## Start

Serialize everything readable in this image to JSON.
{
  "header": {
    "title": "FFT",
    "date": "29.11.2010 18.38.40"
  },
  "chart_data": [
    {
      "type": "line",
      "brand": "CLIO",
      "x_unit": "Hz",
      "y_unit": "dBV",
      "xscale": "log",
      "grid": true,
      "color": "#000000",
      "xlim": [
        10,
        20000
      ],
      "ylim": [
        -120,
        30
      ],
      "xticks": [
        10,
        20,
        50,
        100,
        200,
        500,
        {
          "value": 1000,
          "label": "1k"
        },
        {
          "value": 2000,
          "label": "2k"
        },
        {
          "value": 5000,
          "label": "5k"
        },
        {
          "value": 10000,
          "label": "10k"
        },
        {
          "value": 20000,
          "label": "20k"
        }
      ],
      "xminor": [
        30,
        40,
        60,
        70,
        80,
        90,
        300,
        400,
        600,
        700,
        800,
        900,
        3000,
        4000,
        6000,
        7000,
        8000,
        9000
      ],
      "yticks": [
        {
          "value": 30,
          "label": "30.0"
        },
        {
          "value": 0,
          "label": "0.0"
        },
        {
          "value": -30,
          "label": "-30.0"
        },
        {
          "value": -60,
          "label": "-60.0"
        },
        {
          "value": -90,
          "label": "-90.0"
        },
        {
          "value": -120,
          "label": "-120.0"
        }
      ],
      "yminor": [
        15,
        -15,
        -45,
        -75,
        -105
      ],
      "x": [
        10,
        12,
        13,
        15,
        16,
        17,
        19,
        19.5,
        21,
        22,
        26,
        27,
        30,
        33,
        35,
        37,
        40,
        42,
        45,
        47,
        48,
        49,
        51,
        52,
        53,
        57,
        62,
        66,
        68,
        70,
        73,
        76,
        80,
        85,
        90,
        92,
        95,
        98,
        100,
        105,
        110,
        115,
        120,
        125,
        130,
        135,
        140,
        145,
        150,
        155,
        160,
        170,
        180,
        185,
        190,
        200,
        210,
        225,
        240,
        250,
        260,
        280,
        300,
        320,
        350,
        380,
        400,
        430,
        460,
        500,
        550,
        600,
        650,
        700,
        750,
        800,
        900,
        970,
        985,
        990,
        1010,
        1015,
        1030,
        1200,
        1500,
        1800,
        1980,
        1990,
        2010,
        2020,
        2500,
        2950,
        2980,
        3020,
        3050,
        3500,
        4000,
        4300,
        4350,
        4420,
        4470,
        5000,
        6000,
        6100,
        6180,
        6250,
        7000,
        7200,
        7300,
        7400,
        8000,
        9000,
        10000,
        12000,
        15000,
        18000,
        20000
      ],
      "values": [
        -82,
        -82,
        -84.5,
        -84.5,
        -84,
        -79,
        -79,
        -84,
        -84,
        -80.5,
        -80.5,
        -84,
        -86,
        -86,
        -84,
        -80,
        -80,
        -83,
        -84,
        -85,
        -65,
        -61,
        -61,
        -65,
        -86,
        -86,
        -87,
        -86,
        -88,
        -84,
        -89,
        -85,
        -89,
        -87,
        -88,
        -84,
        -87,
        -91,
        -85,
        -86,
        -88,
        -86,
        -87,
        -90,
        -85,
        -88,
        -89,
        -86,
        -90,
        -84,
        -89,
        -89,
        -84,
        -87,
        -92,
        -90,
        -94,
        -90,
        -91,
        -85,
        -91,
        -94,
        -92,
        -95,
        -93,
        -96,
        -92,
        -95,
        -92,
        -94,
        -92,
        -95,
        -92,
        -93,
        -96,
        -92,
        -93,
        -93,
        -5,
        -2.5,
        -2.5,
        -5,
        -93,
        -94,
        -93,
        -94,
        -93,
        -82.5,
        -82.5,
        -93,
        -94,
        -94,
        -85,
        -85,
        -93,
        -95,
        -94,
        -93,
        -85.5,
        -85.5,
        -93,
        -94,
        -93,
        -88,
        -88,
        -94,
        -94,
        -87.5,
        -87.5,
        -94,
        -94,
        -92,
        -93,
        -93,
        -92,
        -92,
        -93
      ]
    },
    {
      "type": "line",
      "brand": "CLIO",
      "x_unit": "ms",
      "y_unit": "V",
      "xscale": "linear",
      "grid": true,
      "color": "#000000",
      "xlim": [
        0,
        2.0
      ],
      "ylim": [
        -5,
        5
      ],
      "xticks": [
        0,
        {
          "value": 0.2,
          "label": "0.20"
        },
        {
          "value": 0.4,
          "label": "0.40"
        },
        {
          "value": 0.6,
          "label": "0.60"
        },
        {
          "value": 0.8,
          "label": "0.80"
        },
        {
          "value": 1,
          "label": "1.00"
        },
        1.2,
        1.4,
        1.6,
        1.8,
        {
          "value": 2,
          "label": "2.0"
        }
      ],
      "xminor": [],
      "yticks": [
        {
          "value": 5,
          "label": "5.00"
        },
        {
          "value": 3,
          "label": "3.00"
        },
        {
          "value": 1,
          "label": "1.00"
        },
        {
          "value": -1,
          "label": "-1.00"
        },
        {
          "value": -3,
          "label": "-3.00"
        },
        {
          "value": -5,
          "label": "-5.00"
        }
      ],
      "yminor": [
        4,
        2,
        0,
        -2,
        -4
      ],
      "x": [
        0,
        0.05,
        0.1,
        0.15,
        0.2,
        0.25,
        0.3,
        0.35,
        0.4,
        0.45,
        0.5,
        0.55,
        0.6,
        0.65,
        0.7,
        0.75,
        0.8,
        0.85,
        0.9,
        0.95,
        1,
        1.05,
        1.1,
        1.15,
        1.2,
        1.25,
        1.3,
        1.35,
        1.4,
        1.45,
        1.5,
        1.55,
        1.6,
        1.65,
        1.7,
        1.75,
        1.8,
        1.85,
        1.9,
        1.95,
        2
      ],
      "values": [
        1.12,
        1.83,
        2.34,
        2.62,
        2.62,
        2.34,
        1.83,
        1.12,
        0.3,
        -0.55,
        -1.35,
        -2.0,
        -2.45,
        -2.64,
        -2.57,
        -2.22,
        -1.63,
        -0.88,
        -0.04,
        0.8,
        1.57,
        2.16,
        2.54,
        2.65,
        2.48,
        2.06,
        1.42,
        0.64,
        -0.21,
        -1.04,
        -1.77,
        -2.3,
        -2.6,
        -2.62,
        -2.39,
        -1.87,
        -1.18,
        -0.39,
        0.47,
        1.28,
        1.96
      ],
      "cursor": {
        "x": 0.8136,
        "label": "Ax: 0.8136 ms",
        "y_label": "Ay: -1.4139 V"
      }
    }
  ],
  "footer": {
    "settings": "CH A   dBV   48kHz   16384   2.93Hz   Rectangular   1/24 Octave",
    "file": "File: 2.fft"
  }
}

## End

Exercise brief.
Copy every record above exactly as it appears.

Response to this task.
Serialize everything readable in this image to JSON.
{
  "header": {
    "title": "FFT",
    "date": "29.11.2010 18.38.40"
  },
  "chart_data": [
    {
      "type": "line",
      "brand": "CLIO",
      "x_unit": "Hz",
      "y_unit": "dBV",
      "xscale": "log",
      "grid": true,
      "color": "#000000",
      "xlim": [
        10,
        20000
      ],
      "ylim": [
        -120,
        30
      ],
      "xticks": [
        10,
        20,
        50,
        100,
        200,
        500,
        {
          "value": 1000,
          "label": "1k"
        },
        {
          "value": 2000,
          "label": "2k"
        },
        {
          "value": 5000,
          "label": "5k"
        },
        {
          "value": 10000,
          "label": "10k"
        },
        {
          "value": 20000,
          "label": "20k"
        }
      ],
      "xminor": [
        30,
        40,
        60,
        70,
        80,
        90,
        300,
        400,
        600,
        700,
        800,
        900,
        3000,
        4000,
        6000,
        7000,
        8000,
        9000
      ],
      "yticks": [
        {
          "value": 30,
          "label": "30.0"
        },
        {
          "value": 0,
          "label": "0.0"
        },
        {
          "value": -30,
          "label": "-30.0"
        },
        {
          "value": -60,
          "label": "-60.0"
        },
        {
          "value": -90,
          "label": "-90.0"
        },
        {
          "value": -120,
          "label": "-120.0"
        }
      ],
      "yminor": [
        15,
        -15,
        -45,
        -75,
        -105
      ],
      "x": [
        10,
        12,
        13,
        15,
        16,
        17,
        19,
        19.5,
        21,
        22,
        26,
        27,
        30,
        33,
        35,
        37,
        40,
        42,
        45,
        47,
        48,
        49,
        51,
        52,
        53,
        57,
        62,
        66,
        68,
        70,
        73,
        76,
        80,
        85,
        90,
        92,
        95,
        98,
        100,
        105,
        110,
        115,
        120,
        125,
        130,
        135,
        140,
        145,
        150,
        155,
        160,
        170,
        180,
        185,
        190,
        200,
        210,
        225,
        240,
        250,
        260,
        280,
        300,
        320,
        350,
        380,
        400,
        430,
        460,
        500,
        550,
        600,
        650,
        700,
        750,
        800,
        900,
        970,
        985,
        990,
        1010,
        1015,
        1030,
        1200,
        1500,
        1800,
        1980,
        1990,
        2010,
        2020,
        2500,
        2950,
        2980,
        3020,
        3050,
        3500,
        4000,
        4300,
        4350,
        4420,
        4470,
        5000,
        6000,
        6100,
        6180,
        6250,
        7000,
        7200,
        7300,
        7400,
        8000,
        9000,
        10000,
        12000,
        15000,
        18000,
        20000
      ],
      "values": [
        -82,
        -82,
        -84.5,
        -84.5,
        -84,
        -79,
        -79,
        -84,
        -84,
        -80.5,
        -80.5,
        -84,
        -86,
        -86,
        -84,
        -80,
        -80,
        -83,
        -84,
        -85,
        -65,
        -61,
        -61,
        -65,
        -86,
        -86,
        -87,
        -86,
        -88,
        -84,
        -89,
        -85,
        -89,
        -87,
        -88,
        -84,
        -87,
        -91,
        -85,
        -86,
        -88,
        -86,
        -87,
        -90,
        -85,
        -88,
        -89,
        -86,
        -90,
        -84,
        -89,
        -89,
        -84,
        -87,
        -92,
        -90,
        -94,
        -90,
        -91,
        -85,
        -91,
        -94,
        -92,
        -95,
        -93,
        -96,
        -92,
        -95,
        -92,
        -94,
        -92,
        -95,
        -92,
        -93,
        -96,
        -92,
        -93,
        -93,
        -5,
        -2.5,
        -2.5,
        -5,
        -93,
        -94,
        -93,
        -94,
        -93,
        -82.5,
        -82.5,
        -93,
        -94,
        -94,
        -85,
        -85,
        -93,
        -95,
        -94,
        -93,
        -85.5,
        -85.5,
        -93,
        -94,
        -93,
        -88,
        -88,
        -94,
        -94,
        -87.5,
        -87.5,
        -94,
        -94,
        -92,
        -93,
        -93,
        -92,
        -92,
        -93
      ]
    },
    {
      "type": "line",
      "brand": "CLIO",
      "x_unit": "ms",
      "y_unit": "V",
      "xscale": "linear",
      "grid": true,
      "color": "#000000",
      "xlim": [
        0,
        2.0
      ],
      "ylim": [
        -5,
        5
      ],
      "xticks": [
        0,
        {
          "value": 0.2,
          "label": "0.20"
        },
        {
          "value": 0.4,
          "label": "0.40"
        },
        {
          "value": 0.6,
          "label": "0.60"
        },
        {
          "value": 0.8,
          "label": "0.80"
        },
        {
          "value": 1,
          "label": "1.00"
        },
        1.2,
        1.4,
        1.6,
        1.8,
        {
          "value": 2,
          "label": "2.0"
        }
      ],
      "xminor": [],
      "yticks": [
        {
          "value": 5,
          "label": "5.00"
        },
        {
          "value": 3,
          "label": "3.00"
        },
        {
          "value": 1,
          "label": "1.00"
        },
        {
          "value": -1,
          "label": "-1.00"
        },
        {
          "value": -3,
          "label": "-3.00"
        },
        {
          "value": -5,
          "label": "-5.00"
        }
      ],
      "yminor": [
        4,
        2,
        0,
        -2,
        -4
      ],
      "x": [
        0,
        0.05,
        0.1,
        0.15,
        0.2,
        0.25,
        0.3,
        0.35,
        0.4,
        0.45,
        0.5,
        0.55,
        0.6,
        0.65,
        0.7,
        0.75,
        0.8,
        0.85,
        0.9,
        0.95,
        1,
        1.05,
        1.1,
        1.15,
        1.2,
        1.25,
        1.3,
        1.35,
        1.4,
        1.45,
        1.5,
        1.55,
        1.6,
        1.65,
        1.7,
        1.75,
        1.8,
        1.85,
        1.9,
        1.95,
        2
      ],
      "values": [
        1.12,
        1.83,
        2.34,
        2.62,
        2.62,
        2.34,
        1.83,
        1.12,
        0.3,
        -0.55,
        -1.35,
        -2.0,
        -2.45,
        -2.64,
        -2.57,
        -2.22,
        -1.63,
        -0.88,
        -0.04,
        0.8,
        1.57,
        2.16,
        2.54,
        2.65,
        2.48,
        2.06,
        1.42,
        0.64,
        -0.21,
        -1.04,
        -1.77,
        -2.3,
        -2.6,
        -2.62,
        -2.39,
        -1.87,
        -1.18,
        -0.39,
        0.47,
        1.28,
        1.96
      ],
      "cursor": {
        "x": 0.8136,
        "label": "Ax: 0.8136 ms",
        "y_label": "Ay: -1.4139 V"
      }
    }
  ],
  "footer": {
    "settings": "CH A   dBV   48kHz   16384   2.93Hz   Rectangular   1/24 Octave",
    "file": "File: 2.fft"
  }
}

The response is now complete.